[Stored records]
*-*-*

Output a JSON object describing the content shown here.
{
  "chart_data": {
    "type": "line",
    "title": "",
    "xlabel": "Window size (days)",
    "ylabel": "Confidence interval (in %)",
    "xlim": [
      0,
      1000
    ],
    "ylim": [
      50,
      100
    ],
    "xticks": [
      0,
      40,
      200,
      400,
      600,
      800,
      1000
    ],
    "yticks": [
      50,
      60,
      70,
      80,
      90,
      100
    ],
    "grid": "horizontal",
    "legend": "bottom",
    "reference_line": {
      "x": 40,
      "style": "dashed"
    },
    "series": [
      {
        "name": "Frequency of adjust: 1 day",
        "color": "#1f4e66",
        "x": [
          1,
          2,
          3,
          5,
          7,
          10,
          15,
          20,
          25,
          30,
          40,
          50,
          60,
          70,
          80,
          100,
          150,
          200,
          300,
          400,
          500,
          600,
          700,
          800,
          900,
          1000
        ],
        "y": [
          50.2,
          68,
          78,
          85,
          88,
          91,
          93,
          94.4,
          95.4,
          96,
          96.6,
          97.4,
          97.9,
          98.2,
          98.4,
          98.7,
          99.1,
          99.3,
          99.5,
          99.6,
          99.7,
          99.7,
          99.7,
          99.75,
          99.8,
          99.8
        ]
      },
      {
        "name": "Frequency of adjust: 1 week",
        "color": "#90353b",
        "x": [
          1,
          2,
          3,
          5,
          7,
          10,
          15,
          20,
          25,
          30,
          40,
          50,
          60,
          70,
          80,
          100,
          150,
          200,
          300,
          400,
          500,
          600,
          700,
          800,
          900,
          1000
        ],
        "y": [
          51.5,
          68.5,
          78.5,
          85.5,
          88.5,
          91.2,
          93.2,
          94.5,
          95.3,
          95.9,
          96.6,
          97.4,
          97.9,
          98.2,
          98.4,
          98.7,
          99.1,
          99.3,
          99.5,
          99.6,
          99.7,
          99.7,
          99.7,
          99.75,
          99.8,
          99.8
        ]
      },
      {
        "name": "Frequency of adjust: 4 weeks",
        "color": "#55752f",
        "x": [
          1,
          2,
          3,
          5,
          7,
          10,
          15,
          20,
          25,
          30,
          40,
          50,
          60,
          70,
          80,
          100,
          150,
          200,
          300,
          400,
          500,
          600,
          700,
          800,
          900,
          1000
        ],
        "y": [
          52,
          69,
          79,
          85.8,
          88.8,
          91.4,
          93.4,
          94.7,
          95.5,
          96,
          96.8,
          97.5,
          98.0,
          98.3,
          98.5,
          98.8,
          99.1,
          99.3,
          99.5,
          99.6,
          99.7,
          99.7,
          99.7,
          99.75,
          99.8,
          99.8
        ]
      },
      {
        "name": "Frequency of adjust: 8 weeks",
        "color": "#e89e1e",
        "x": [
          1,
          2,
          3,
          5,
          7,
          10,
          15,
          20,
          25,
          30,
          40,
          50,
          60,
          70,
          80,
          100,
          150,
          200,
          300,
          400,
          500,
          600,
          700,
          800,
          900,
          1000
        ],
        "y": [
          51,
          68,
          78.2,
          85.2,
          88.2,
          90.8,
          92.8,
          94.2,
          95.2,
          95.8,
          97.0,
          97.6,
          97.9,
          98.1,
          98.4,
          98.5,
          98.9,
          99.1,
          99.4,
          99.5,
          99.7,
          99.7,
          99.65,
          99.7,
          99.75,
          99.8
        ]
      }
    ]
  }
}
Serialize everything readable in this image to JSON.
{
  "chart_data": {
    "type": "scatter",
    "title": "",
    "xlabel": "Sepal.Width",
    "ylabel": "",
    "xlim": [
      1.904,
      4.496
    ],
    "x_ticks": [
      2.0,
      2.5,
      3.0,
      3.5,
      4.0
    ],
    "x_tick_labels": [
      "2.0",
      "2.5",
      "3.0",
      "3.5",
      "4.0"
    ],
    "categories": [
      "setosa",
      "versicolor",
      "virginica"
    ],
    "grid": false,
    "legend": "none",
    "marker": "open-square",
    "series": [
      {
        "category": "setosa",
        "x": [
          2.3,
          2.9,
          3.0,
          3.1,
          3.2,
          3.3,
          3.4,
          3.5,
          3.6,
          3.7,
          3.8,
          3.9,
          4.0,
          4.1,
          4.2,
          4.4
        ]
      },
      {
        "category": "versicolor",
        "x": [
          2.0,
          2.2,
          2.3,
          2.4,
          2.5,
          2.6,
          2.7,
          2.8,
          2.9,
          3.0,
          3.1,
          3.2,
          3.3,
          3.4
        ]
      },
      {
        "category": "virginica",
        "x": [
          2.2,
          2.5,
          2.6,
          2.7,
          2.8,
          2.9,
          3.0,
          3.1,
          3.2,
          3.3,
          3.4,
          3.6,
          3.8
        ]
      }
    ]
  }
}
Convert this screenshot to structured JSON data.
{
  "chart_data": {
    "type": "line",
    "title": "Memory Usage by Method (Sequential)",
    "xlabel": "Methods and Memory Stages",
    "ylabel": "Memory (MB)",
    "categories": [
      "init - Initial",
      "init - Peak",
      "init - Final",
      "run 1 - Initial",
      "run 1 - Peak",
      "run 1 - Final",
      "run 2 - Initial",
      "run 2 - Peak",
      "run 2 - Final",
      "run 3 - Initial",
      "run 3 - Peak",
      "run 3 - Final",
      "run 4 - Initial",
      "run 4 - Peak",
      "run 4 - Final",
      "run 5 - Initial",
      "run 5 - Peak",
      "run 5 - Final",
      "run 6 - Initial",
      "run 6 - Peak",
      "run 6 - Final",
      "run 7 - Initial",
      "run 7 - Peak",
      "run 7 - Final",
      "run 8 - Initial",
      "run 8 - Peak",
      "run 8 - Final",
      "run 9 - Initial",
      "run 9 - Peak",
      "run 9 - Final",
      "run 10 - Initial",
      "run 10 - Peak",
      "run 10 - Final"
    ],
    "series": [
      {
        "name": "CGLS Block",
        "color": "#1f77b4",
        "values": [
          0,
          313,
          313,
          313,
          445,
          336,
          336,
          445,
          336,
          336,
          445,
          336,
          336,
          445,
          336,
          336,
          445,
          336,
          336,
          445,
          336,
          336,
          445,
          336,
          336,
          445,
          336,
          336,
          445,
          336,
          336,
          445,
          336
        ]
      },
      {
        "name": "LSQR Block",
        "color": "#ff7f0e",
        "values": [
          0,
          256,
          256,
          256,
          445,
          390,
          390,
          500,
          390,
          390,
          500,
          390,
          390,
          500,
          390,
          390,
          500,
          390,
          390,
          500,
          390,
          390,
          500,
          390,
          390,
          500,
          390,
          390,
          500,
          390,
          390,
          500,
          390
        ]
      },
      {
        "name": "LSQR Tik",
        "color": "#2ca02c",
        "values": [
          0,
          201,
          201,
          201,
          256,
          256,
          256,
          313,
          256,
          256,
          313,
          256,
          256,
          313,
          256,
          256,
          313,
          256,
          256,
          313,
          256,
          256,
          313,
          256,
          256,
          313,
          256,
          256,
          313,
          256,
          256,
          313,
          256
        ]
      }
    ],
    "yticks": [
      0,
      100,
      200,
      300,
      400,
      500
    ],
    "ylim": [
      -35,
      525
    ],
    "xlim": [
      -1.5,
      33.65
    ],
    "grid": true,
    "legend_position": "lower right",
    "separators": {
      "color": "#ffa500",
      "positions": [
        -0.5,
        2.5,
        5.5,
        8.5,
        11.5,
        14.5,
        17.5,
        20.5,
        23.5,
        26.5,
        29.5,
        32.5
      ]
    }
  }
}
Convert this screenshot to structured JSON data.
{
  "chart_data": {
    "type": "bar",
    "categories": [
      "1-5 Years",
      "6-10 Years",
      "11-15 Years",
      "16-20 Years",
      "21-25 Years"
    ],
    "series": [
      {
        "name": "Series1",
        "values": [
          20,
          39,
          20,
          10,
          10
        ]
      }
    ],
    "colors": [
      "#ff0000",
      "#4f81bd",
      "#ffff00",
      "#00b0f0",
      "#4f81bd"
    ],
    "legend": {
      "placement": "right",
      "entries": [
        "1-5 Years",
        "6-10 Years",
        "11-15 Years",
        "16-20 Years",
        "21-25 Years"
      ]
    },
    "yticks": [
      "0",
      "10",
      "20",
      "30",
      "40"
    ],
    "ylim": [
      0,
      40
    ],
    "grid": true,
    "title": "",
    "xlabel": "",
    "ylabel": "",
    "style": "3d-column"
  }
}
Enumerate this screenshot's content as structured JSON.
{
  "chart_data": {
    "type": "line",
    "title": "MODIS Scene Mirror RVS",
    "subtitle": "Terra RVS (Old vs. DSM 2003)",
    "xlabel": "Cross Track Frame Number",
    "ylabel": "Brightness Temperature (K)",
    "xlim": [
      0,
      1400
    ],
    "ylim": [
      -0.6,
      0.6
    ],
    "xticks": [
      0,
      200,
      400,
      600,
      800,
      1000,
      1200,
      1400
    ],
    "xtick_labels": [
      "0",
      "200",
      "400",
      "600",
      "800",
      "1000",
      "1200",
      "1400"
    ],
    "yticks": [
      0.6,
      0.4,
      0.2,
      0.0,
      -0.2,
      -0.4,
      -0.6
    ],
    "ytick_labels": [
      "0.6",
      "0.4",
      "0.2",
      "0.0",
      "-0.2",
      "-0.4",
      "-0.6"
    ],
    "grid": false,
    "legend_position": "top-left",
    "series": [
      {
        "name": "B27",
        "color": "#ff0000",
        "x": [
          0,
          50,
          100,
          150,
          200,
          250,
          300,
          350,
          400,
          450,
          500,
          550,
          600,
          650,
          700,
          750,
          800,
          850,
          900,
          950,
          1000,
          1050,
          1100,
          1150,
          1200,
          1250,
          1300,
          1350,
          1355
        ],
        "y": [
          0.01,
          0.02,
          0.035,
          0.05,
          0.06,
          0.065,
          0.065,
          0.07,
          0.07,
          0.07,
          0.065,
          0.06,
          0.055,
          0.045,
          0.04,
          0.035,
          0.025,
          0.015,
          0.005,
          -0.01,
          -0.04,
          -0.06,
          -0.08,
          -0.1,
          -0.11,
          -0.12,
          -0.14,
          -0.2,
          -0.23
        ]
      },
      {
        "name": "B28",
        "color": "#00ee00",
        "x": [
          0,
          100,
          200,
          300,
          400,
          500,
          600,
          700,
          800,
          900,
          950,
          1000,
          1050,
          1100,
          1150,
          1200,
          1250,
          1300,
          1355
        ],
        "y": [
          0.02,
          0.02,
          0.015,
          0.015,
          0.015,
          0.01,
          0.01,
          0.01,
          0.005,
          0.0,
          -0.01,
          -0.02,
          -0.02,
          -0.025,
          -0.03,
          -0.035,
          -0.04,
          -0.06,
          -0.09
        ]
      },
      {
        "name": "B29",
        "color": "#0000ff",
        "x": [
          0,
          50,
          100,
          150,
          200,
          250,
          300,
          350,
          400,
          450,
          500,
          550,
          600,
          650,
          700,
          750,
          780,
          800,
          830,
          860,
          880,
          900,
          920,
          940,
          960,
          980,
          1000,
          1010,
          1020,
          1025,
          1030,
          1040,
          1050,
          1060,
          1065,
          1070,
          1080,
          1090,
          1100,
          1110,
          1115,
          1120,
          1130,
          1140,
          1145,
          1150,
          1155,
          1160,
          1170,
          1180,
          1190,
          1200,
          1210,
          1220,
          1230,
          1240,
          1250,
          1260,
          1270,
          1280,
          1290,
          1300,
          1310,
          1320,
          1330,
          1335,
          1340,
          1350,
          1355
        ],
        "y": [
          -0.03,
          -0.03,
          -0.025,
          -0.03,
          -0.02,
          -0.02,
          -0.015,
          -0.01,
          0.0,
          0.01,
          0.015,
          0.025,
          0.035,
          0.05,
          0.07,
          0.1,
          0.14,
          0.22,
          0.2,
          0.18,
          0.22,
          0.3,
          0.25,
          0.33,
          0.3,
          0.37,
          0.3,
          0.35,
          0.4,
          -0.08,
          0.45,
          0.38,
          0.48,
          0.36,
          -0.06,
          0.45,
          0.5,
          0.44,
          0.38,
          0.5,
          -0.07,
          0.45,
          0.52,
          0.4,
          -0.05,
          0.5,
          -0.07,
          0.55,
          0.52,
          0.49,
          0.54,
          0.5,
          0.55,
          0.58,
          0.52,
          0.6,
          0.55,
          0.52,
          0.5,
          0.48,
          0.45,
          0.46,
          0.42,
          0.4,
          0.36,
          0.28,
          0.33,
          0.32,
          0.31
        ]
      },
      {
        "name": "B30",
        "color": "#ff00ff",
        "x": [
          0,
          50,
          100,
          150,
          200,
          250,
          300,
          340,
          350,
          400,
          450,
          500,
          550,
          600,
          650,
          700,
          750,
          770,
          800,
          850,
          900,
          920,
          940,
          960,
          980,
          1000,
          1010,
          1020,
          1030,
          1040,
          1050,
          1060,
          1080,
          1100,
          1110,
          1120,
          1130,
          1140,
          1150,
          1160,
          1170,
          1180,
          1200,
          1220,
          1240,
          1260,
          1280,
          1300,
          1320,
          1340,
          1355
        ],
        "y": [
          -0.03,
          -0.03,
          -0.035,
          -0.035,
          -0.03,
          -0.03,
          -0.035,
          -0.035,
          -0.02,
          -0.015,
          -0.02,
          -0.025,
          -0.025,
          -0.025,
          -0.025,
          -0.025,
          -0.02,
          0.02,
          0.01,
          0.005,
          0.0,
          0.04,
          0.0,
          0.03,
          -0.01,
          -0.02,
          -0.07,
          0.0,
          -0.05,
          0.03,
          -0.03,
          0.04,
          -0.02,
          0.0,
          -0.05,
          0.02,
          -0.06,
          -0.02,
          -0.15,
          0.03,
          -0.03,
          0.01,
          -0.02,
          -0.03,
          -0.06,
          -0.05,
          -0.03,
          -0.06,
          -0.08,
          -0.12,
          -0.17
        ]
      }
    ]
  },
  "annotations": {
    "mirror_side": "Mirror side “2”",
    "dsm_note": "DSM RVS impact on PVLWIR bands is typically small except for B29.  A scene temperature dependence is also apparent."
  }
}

*-*-*

The word "Memory" appears in how many lines of the data? Answer with only the number.

3